[Saved data entries]
============================================================

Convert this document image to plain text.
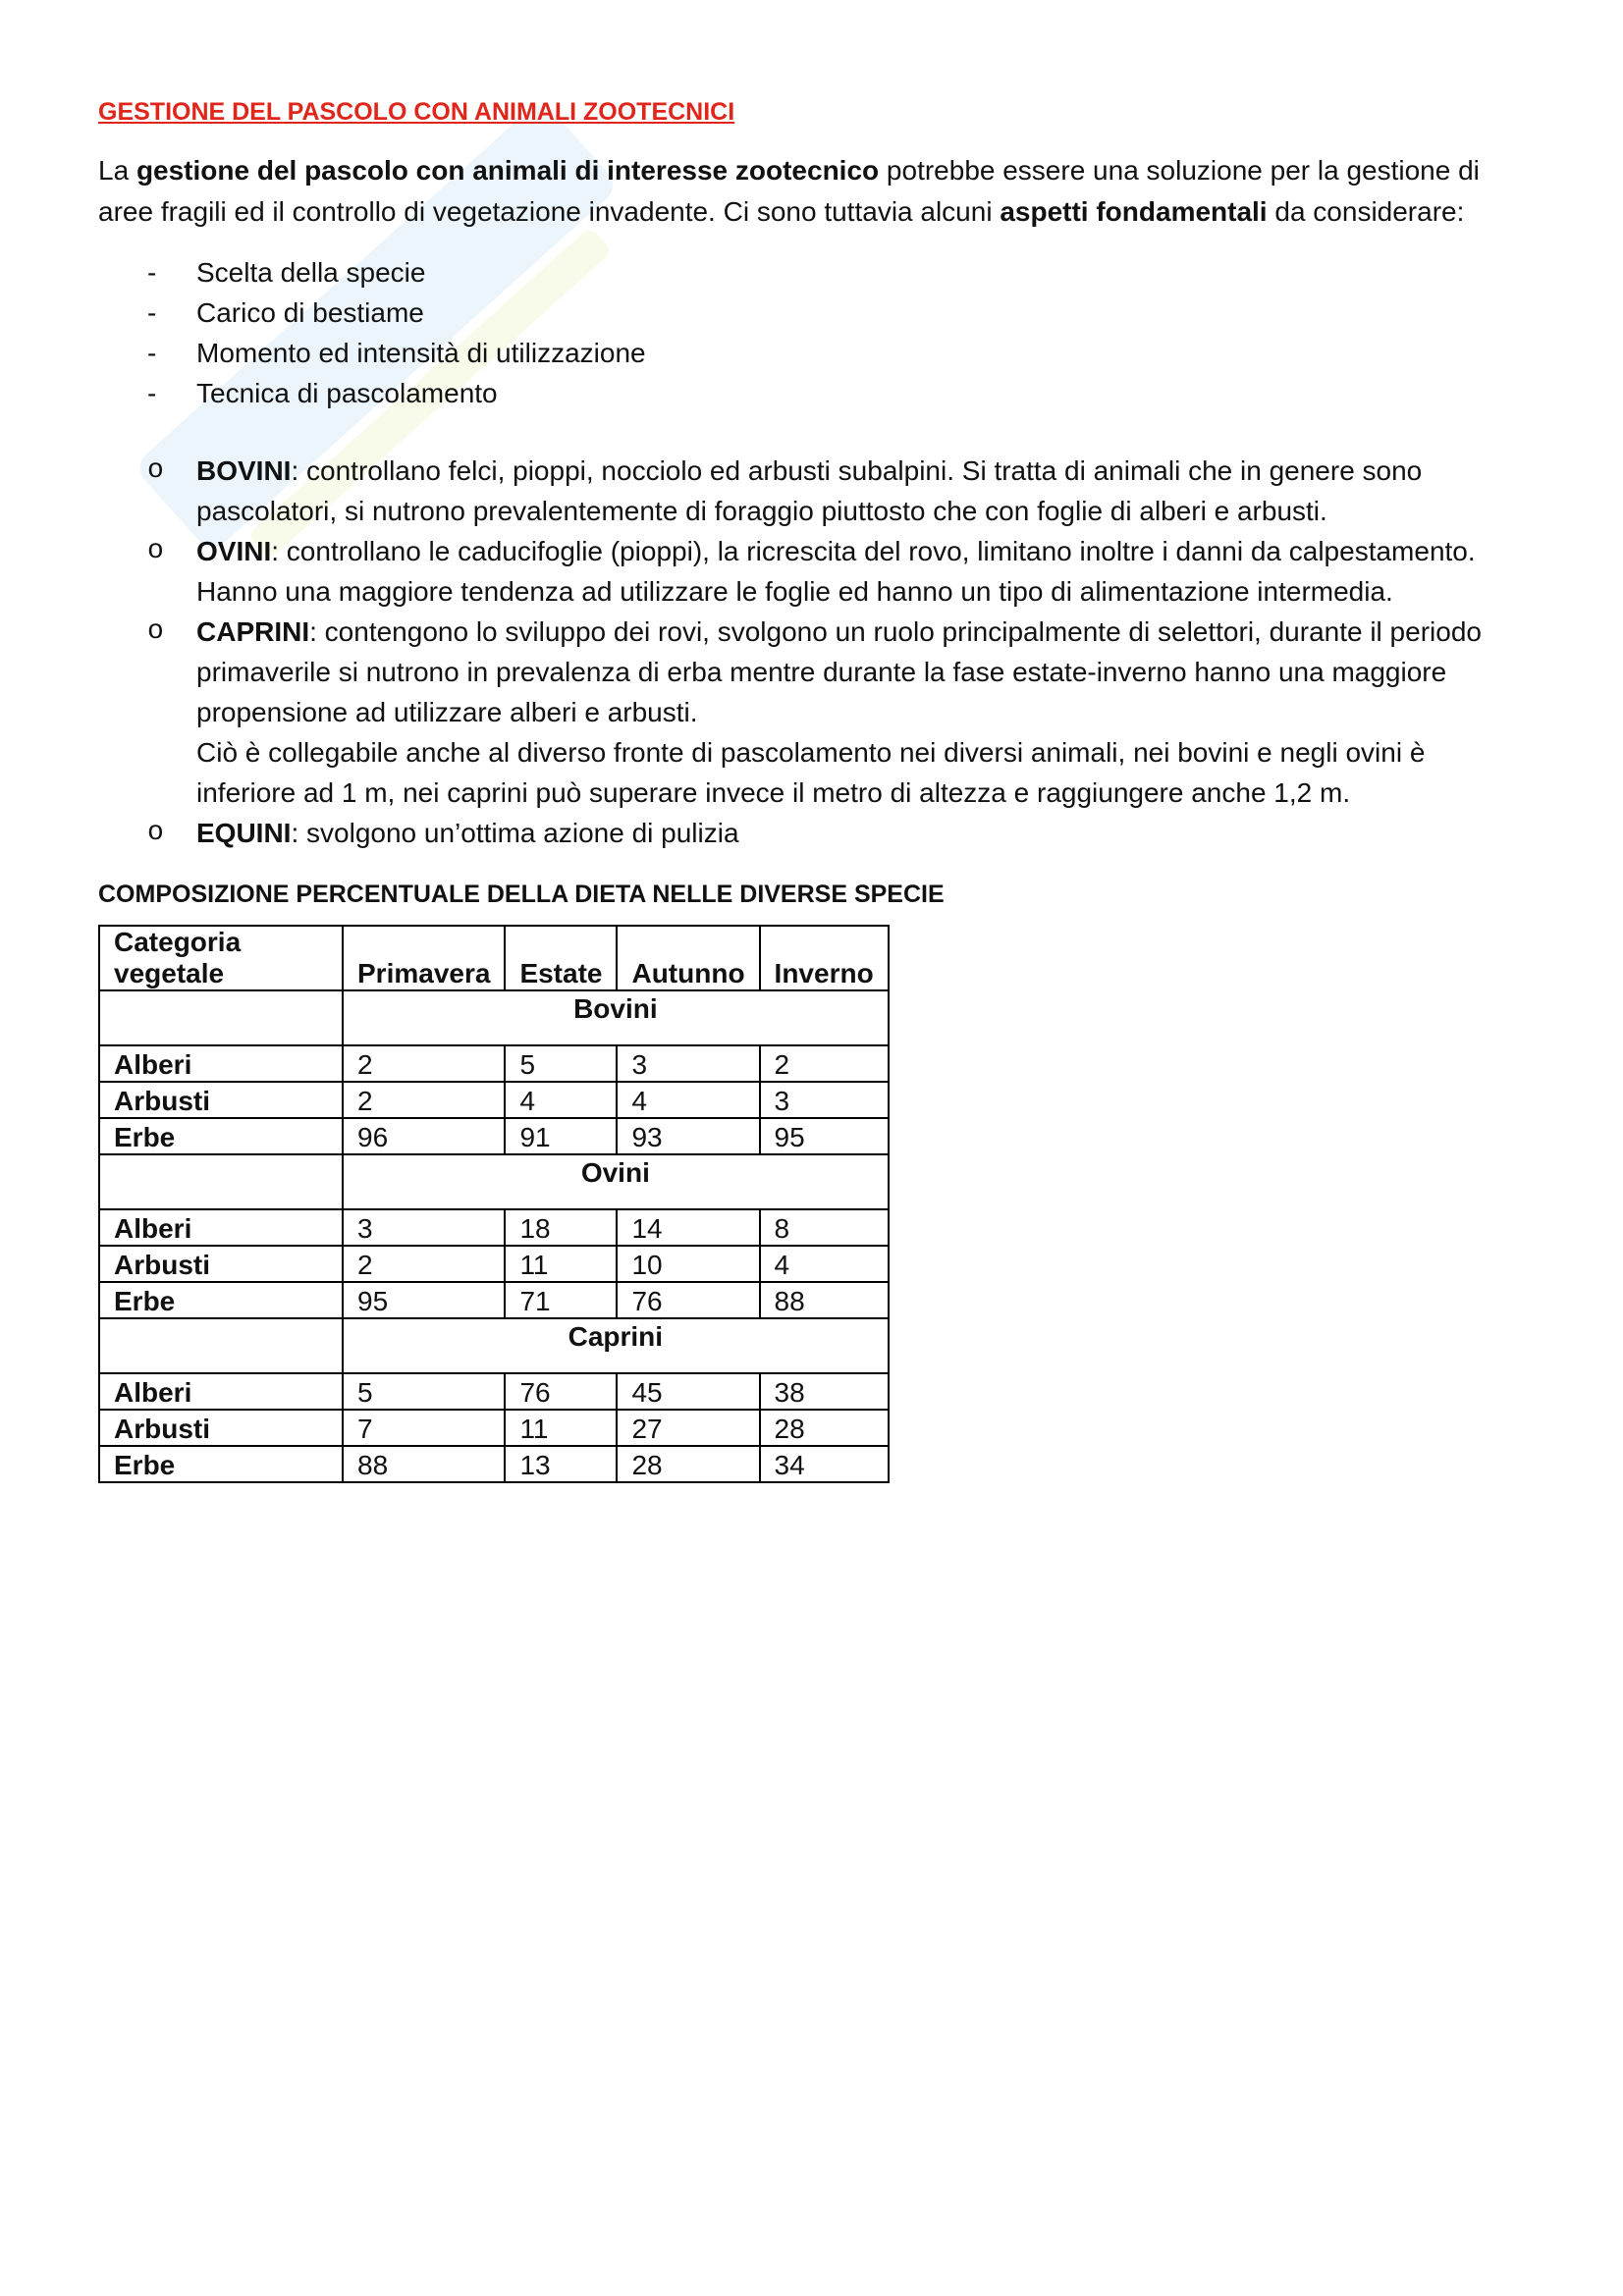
GESTIONE DEL PASCOLO CON ANIMALI ZOOTECNICI

La gestione del pascolo con animali di interesse zootecnico potrebbe essere una soluzione per la gestione di aree fragili ed il controllo di vegetazione invadente. Ci sono tuttavia alcuni aspetti fondamentali da considerare:

- Scelta della specie
- Carico di bestiame
- Momento ed intensità di utilizzazione
- Tecnica di pascolamento
o BOVINI: controllano felci, pioppi, nocciolo ed arbusti subalpini. Si tratta di animali che in genere sono pascolatori, si nutrono prevalentemente di foraggio piuttosto che con foglie di alberi e arbusti.
o OVINI: controllano le caducifoglie (pioppi), la ricrescita del rovo, limitano inoltre i danni da calpestamento. Hanno una maggiore tendenza ad utilizzare le foglie ed hanno un tipo di alimentazione intermedia.
o CAPRINI: contengono lo sviluppo dei rovi, svolgono un ruolo principalmente di selettori, durante il periodo primaverile si nutrono in prevalenza di erba mentre durante la fase estate-inverno hanno una maggiore propensione ad utilizzare alberi e arbusti.
Ciò è collegabile anche al diverso fronte di pascolamento nei diversi animali, nei bovini e negli ovini è inferiore ad 1 m, nei caprini può superare invece il metro di altezza e raggiungere anche 1,2 m.
o EQUINI: svolgono un’ottima azione di pulizia
COMPOSIZIONE PERCENTUALE DELLA DIETA NELLE DIVERSE SPECIE
Categoria vegetale	Primavera	Estate	Autunno	Inverno
	Bovini			
Alberi	2	5	3	2
Arbusti	2	4	4	3
Erbe	96	91	93	95
	Ovini			
Alberi	3	18	14	8
Arbusti	2	11	10	4
Erbe	95	71	76	88
	Caprini			
Alberi	5	76	45	38
Arbusti	7	11	27	28
Erbe	88	13	28	34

============================================================

Keep the pictures out of the copy and return the rest of the data above exactly.

Response for this exercise ▸
Convert this document image to plain text.
GESTIONE DEL PASCOLO CON ANIMALI ZOOTECNICI

La gestione del pascolo con animali di interesse zootecnico potrebbe essere una soluzione per la gestione di aree fragili ed il controllo di vegetazione invadente. Ci sono tuttavia alcuni aspetti fondamentali da considerare:

- Scelta della specie
- Carico di bestiame
- Momento ed intensità di utilizzazione
- Tecnica di pascolamento
o BOVINI: controllano felci, pioppi, nocciolo ed arbusti subalpini. Si tratta di animali che in genere sono pascolatori, si nutrono prevalentemente di foraggio piuttosto che con foglie di alberi e arbusti.
o OVINI: controllano le caducifoglie (pioppi), la ricrescita del rovo, limitano inoltre i danni da calpestamento. Hanno una maggiore tendenza ad utilizzare le foglie ed hanno un tipo di alimentazione intermedia.
o CAPRINI: contengono lo sviluppo dei rovi, svolgono un ruolo principalmente di selettori, durante il periodo primaverile si nutrono in prevalenza di erba mentre durante la fase estate-inverno hanno una maggiore propensione ad utilizzare alberi e arbusti.
Ciò è collegabile anche al diverso fronte di pascolamento nei diversi animali, nei bovini e negli ovini è inferiore ad 1 m, nei caprini può superare invece il metro di altezza e raggiungere anche 1,2 m.
o EQUINI: svolgono un’ottima azione di pulizia
COMPOSIZIONE PERCENTUALE DELLA DIETA NELLE DIVERSE SPECIE
Categoria vegetale	Primavera	Estate	Autunno	Inverno
	Bovini			
Alberi	2	5	3	2
Arbusti	2	4	4	3
Erbe	96	91	93	95
	Ovini			
Alberi	3	18	14	8
Arbusti	2	11	10	4
Erbe	95	71	76	88
	Caprini			
Alberi	5	76	45	38
Arbusti	7	11	27	28
Erbe	88	13	28	34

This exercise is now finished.